Do this »
Will you output the entries below exactly, skipping every image they contain?
>>>>
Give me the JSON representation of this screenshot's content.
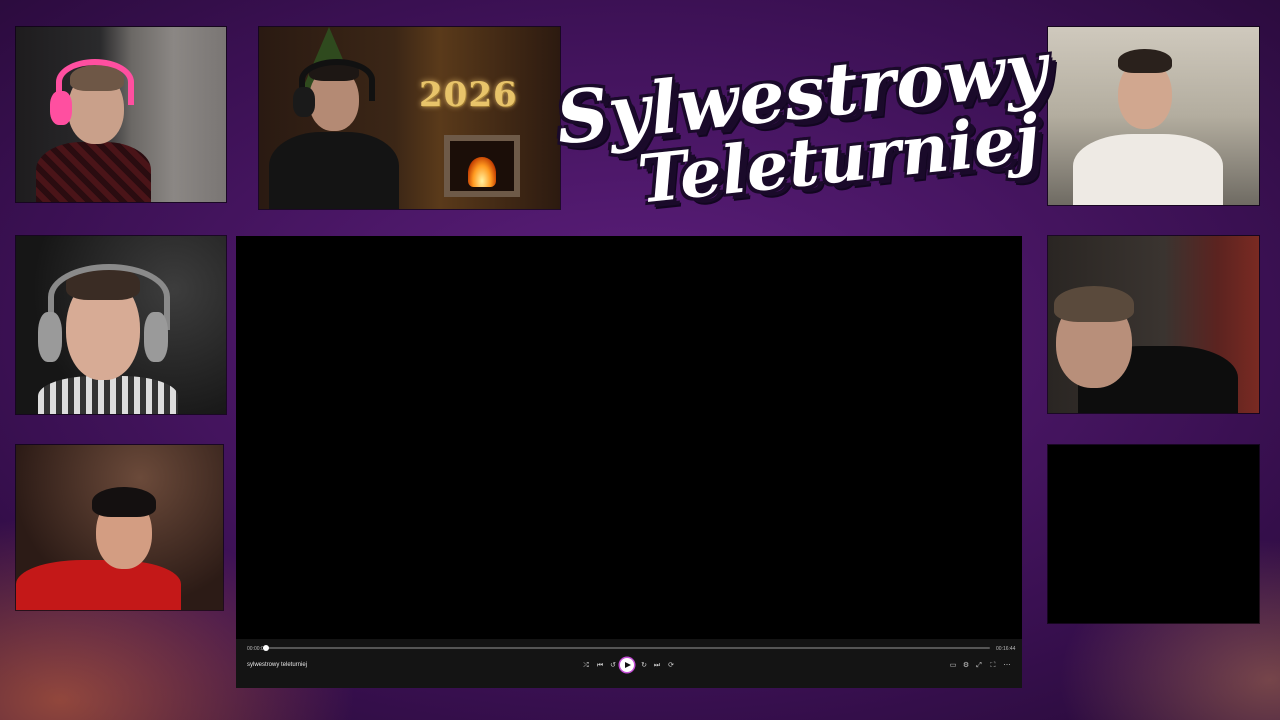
{
  "logo": {
    "line1": "Sylwestrowy",
    "line2": "Teleturniej"
  },
  "decor": {
    "ny_text": "2026"
  },
  "player": {
    "title": "sylwestrowy teleturniej",
    "time_current": "00:00:00",
    "time_total": "00:16:44",
    "progress": 0.0,
    "accent_color": "#c44fd6"
  },
  "icons": {
    "controls": [
      "shuffle-icon",
      "previous-icon",
      "rewind-icon",
      "play-icon",
      "forward-icon",
      "next-icon",
      "repeat-icon"
    ],
    "right_controls": [
      "miniplayer-icon",
      "settings-icon",
      "cast-icon",
      "fullscreen-icon",
      "more-icon"
    ]
  }
}
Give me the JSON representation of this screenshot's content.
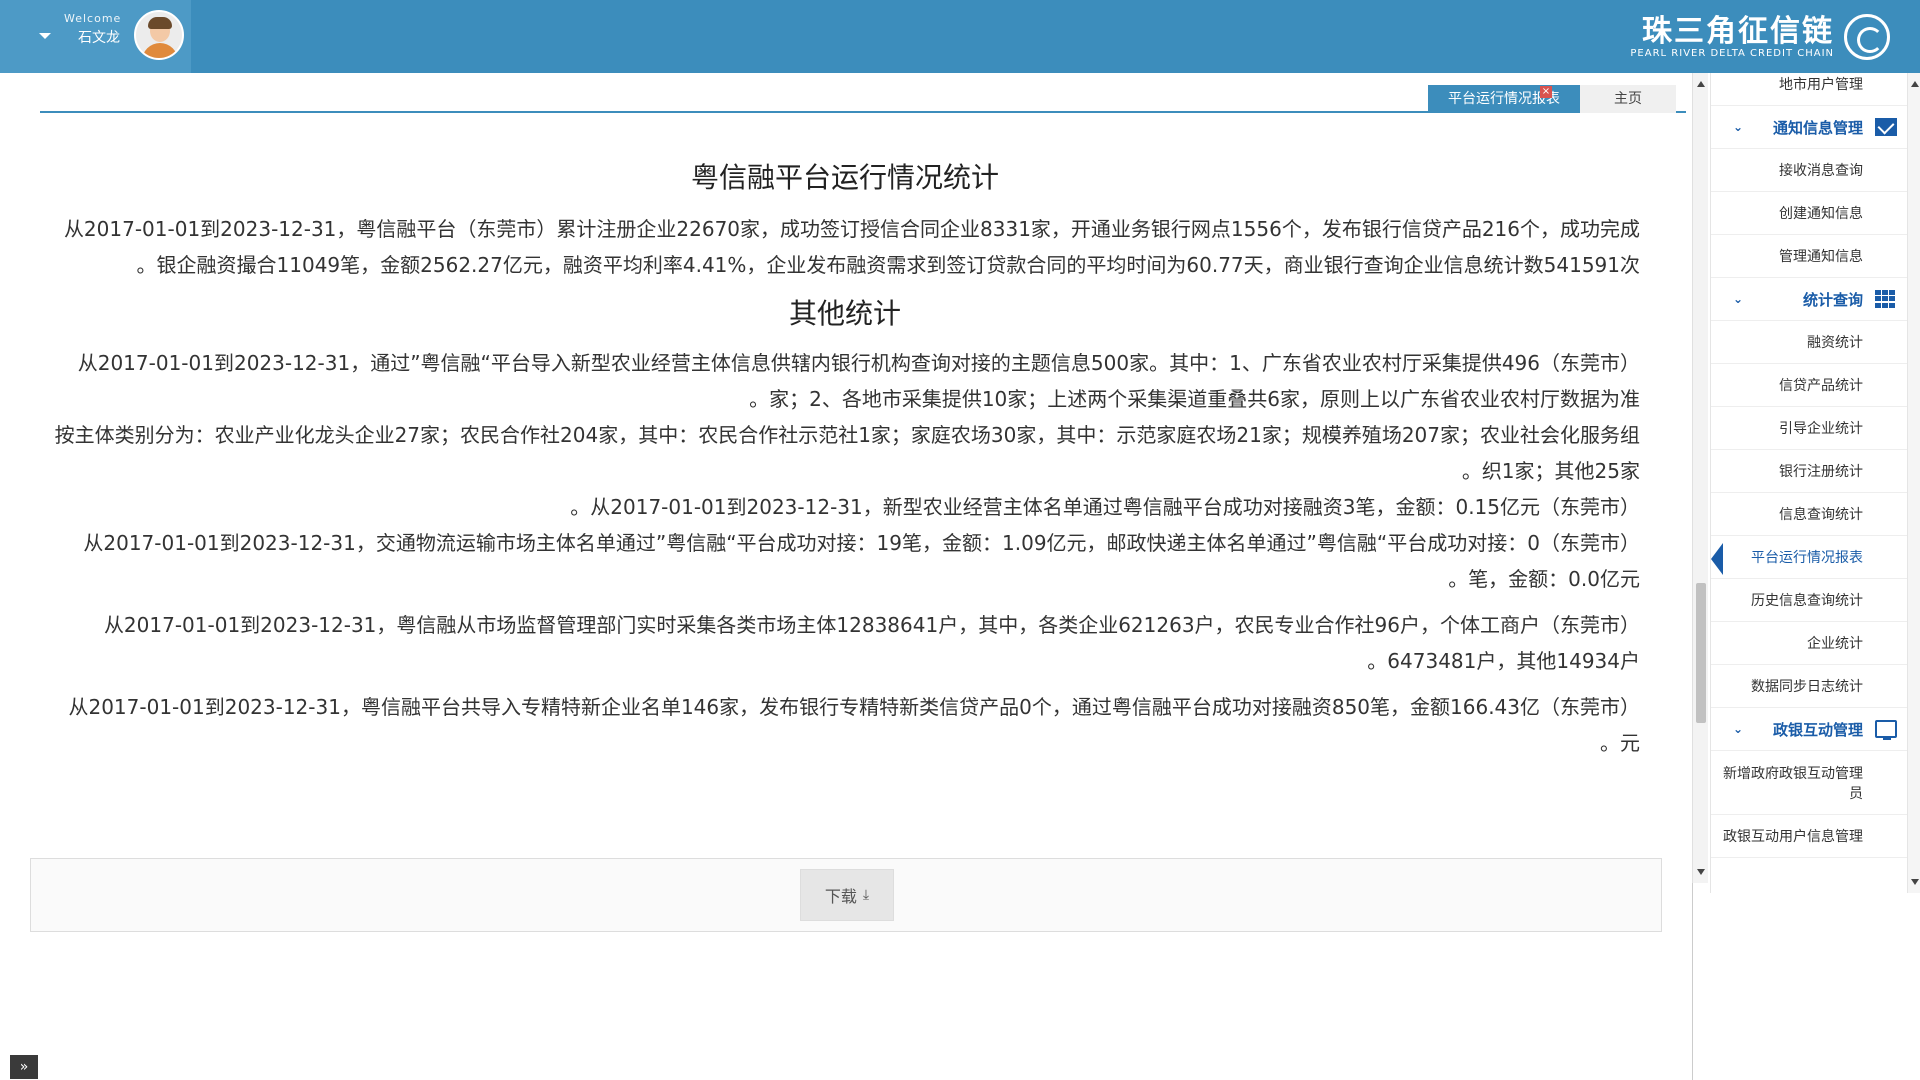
<<<<
Answer to this task »
Give me the JSON representation of this screenshot's content.
{
  "logo": {
    "line1": "Sylwestrowy",
    "line2": "Teleturniej"
  },
  "decor": {
    "ny_text": "2026"
  },
  "player": {
    "title": "sylwestrowy teleturniej",
    "time_current": "00:00:00",
    "time_total": "00:16:44",
    "progress": 0.0,
    "accent_color": "#c44fd6"
  },
  "icons": {
    "controls": [
      "shuffle-icon",
      "previous-icon",
      "rewind-icon",
      "play-icon",
      "forward-icon",
      "next-icon",
      "repeat-icon"
    ],
    "right_controls": [
      "miniplayer-icon",
      "settings-icon",
      "cast-icon",
      "fullscreen-icon",
      "more-icon"
    ]
  }
}
Give me the JSON representation of this screenshot's content.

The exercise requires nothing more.